# Exercise description
Find and copy every line in the records that includes the string "SuCS".

# Data records

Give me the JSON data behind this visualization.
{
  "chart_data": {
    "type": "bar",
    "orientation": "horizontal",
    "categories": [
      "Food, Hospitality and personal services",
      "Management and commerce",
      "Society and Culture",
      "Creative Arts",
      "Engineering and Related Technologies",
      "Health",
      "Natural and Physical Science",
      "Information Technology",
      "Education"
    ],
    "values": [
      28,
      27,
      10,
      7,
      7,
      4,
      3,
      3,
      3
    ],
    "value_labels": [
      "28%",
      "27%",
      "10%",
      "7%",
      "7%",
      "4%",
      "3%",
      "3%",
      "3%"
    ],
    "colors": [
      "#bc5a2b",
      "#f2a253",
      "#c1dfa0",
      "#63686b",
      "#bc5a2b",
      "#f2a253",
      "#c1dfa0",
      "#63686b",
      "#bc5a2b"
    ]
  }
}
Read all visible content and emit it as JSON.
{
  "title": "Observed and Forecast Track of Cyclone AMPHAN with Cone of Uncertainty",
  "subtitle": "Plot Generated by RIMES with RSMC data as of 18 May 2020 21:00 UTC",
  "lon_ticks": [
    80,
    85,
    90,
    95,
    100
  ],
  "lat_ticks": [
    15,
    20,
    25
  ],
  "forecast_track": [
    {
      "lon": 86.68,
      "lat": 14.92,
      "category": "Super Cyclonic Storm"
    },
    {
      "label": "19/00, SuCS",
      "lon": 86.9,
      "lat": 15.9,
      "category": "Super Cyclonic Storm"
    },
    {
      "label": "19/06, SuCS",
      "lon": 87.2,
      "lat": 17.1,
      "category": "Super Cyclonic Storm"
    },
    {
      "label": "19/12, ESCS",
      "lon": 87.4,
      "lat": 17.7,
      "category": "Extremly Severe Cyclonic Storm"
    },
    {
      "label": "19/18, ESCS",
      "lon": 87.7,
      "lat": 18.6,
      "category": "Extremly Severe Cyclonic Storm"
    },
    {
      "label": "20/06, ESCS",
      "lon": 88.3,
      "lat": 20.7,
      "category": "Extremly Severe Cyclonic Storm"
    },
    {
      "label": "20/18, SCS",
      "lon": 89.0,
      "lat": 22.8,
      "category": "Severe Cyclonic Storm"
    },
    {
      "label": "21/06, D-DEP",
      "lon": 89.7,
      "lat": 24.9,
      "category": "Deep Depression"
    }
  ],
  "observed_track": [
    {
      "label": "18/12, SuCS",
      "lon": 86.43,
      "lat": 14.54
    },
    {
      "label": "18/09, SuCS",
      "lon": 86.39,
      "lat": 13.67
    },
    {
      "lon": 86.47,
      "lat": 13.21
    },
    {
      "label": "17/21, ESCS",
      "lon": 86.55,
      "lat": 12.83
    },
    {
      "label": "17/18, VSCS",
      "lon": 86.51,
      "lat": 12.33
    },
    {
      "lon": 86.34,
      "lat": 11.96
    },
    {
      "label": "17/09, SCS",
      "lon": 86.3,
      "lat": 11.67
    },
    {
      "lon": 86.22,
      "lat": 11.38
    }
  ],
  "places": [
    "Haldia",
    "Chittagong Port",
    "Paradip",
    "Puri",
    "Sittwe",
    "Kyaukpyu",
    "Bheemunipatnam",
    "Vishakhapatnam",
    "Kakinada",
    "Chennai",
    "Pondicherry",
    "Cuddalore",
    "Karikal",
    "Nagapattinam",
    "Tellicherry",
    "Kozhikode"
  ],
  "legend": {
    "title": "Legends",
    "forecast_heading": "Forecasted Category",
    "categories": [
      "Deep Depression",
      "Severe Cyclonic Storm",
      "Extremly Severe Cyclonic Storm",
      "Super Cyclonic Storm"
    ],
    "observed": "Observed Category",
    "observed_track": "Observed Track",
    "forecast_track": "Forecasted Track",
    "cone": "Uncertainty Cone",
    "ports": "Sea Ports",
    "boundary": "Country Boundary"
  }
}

# The answer
      "label": "19/00, SuCS",
      "label": "19/06, SuCS",
      "label": "18/12, SuCS",
      "label": "18/09, SuCS",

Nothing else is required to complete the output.